Data records
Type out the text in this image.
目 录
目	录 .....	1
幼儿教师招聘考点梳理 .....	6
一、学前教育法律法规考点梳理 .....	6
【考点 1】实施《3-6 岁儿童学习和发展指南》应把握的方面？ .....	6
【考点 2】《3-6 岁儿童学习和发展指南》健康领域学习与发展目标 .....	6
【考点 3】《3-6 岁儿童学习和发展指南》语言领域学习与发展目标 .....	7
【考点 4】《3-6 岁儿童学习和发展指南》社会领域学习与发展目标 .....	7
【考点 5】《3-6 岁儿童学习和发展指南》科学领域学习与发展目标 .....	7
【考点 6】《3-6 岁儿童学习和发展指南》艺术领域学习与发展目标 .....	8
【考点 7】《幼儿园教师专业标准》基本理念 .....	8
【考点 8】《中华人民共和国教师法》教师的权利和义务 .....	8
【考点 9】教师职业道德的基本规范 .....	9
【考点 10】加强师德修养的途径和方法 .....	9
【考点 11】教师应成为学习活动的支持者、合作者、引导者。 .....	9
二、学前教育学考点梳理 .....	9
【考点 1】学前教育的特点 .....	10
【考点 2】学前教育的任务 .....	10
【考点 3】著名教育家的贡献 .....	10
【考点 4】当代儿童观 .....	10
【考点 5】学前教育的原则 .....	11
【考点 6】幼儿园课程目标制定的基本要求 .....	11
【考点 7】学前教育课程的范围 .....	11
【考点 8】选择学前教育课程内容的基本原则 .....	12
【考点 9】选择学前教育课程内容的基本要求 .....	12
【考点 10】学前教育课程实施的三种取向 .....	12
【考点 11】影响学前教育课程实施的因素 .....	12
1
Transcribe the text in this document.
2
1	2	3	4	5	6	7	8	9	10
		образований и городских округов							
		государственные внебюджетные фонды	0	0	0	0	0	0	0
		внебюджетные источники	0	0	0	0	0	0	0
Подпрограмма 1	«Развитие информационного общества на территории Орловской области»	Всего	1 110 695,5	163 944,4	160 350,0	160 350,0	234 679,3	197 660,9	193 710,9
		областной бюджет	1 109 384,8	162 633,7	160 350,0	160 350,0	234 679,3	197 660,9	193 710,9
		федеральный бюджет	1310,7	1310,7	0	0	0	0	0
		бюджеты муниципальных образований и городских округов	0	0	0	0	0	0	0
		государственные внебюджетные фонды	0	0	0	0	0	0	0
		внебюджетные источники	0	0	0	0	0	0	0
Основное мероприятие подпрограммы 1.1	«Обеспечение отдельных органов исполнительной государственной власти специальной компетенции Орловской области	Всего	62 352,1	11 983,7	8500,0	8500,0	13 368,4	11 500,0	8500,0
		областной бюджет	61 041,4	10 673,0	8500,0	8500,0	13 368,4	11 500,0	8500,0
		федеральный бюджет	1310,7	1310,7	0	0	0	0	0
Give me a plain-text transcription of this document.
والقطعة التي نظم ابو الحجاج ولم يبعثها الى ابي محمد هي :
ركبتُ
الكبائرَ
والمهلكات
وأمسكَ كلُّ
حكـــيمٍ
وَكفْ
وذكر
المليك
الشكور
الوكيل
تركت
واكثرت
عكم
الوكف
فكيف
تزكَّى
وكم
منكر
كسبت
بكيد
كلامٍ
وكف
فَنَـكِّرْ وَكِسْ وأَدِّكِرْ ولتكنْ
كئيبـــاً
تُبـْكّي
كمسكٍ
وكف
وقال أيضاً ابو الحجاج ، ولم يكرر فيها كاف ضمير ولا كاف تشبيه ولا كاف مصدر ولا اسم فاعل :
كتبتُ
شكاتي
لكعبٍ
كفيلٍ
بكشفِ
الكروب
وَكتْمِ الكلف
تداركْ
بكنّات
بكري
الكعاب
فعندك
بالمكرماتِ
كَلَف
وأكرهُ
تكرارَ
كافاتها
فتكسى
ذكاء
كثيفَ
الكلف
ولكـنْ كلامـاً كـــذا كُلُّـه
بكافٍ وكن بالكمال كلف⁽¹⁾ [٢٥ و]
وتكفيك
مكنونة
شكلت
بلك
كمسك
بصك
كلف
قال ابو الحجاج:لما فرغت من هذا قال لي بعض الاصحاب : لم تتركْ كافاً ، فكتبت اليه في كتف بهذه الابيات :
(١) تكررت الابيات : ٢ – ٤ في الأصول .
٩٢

→ AIM OF THE EXERCISE
Copy out each record from above, exactly.

→ WRITTEN ANSWER
Type out the text in this image.
目 录
目	录 .....	1
幼儿教师招聘考点梳理 .....	6
一、学前教育法律法规考点梳理 .....	6
【考点 1】实施《3-6 岁儿童学习和发展指南》应把握的方面？ .....	6
【考点 2】《3-6 岁儿童学习和发展指南》健康领域学习与发展目标 .....	6
【考点 3】《3-6 岁儿童学习和发展指南》语言领域学习与发展目标 .....	7
【考点 4】《3-6 岁儿童学习和发展指南》社会领域学习与发展目标 .....	7
【考点 5】《3-6 岁儿童学习和发展指南》科学领域学习与发展目标 .....	7
【考点 6】《3-6 岁儿童学习和发展指南》艺术领域学习与发展目标 .....	8
【考点 7】《幼儿园教师专业标准》基本理念 .....	8
【考点 8】《中华人民共和国教师法》教师的权利和义务 .....	8
【考点 9】教师职业道德的基本规范 .....	9
【考点 10】加强师德修养的途径和方法 .....	9
【考点 11】教师应成为学习活动的支持者、合作者、引导者。 .....	9
二、学前教育学考点梳理 .....	9
【考点 1】学前教育的特点 .....	10
【考点 2】学前教育的任务 .....	10
【考点 3】著名教育家的贡献 .....	10
【考点 4】当代儿童观 .....	10
【考点 5】学前教育的原则 .....	11
【考点 6】幼儿园课程目标制定的基本要求 .....	11
【考点 7】学前教育课程的范围 .....	11
【考点 8】选择学前教育课程内容的基本原则 .....	12
【考点 9】选择学前教育课程内容的基本要求 .....	12
【考点 10】学前教育课程实施的三种取向 .....	12
【考点 11】影响学前教育课程实施的因素 .....	12
1
Transcribe the text in this document.
2
1	2	3	4	5	6	7	8	9	10
		образований и городских округов							
		государственные внебюджетные фонды	0	0	0	0	0	0	0
		внебюджетные источники	0	0	0	0	0	0	0
Подпрограмма 1	«Развитие информационного общества на территории Орловской области»	Всего	1 110 695,5	163 944,4	160 350,0	160 350,0	234 679,3	197 660,9	193 710,9
		областной бюджет	1 109 384,8	162 633,7	160 350,0	160 350,0	234 679,3	197 660,9	193 710,9
		федеральный бюджет	1310,7	1310,7	0	0	0	0	0
		бюджеты муниципальных образований и городских округов	0	0	0	0	0	0	0
		государственные внебюджетные фонды	0	0	0	0	0	0	0
		внебюджетные источники	0	0	0	0	0	0	0
Основное мероприятие подпрограммы 1.1	«Обеспечение отдельных органов исполнительной государственной власти специальной компетенции Орловской области	Всего	62 352,1	11 983,7	8500,0	8500,0	13 368,4	11 500,0	8500,0
		областной бюджет	61 041,4	10 673,0	8500,0	8500,0	13 368,4	11 500,0	8500,0
		федеральный бюджет	1310,7	1310,7	0	0	0	0	0
Give me a plain-text transcription of this document.
والقطعة التي نظم ابو الحجاج ولم يبعثها الى ابي محمد هي :
ركبتُ
الكبائرَ
والمهلكات
وأمسكَ كلُّ
حكـــيمٍ
وَكفْ
وذكر
المليك
الشكور
الوكيل
تركت
واكثرت
عكم
الوكف
فكيف
تزكَّى
وكم
منكر
كسبت
بكيد
كلامٍ
وكف
فَنَـكِّرْ وَكِسْ وأَدِّكِرْ ولتكنْ
كئيبـــاً
تُبـْكّي
كمسكٍ
وكف
وقال أيضاً ابو الحجاج ، ولم يكرر فيها كاف ضمير ولا كاف تشبيه ولا كاف مصدر ولا اسم فاعل :
كتبتُ
شكاتي
لكعبٍ
كفيلٍ
بكشفِ
الكروب
وَكتْمِ الكلف
تداركْ
بكنّات
بكري
الكعاب
فعندك
بالمكرماتِ
كَلَف
وأكرهُ
تكرارَ
كافاتها
فتكسى
ذكاء
كثيفَ
الكلف
ولكـنْ كلامـاً كـــذا كُلُّـه
بكافٍ وكن بالكمال كلف⁽¹⁾ [٢٥ و]
وتكفيك
مكنونة
شكلت
بلك
كمسك
بصك
كلف
قال ابو الحجاج:لما فرغت من هذا قال لي بعض الاصحاب : لم تتركْ كافاً ، فكتبت اليه في كتف بهذه الابيات :
(١) تكررت الابيات : ٢ – ٤ في الأصول .
٩٢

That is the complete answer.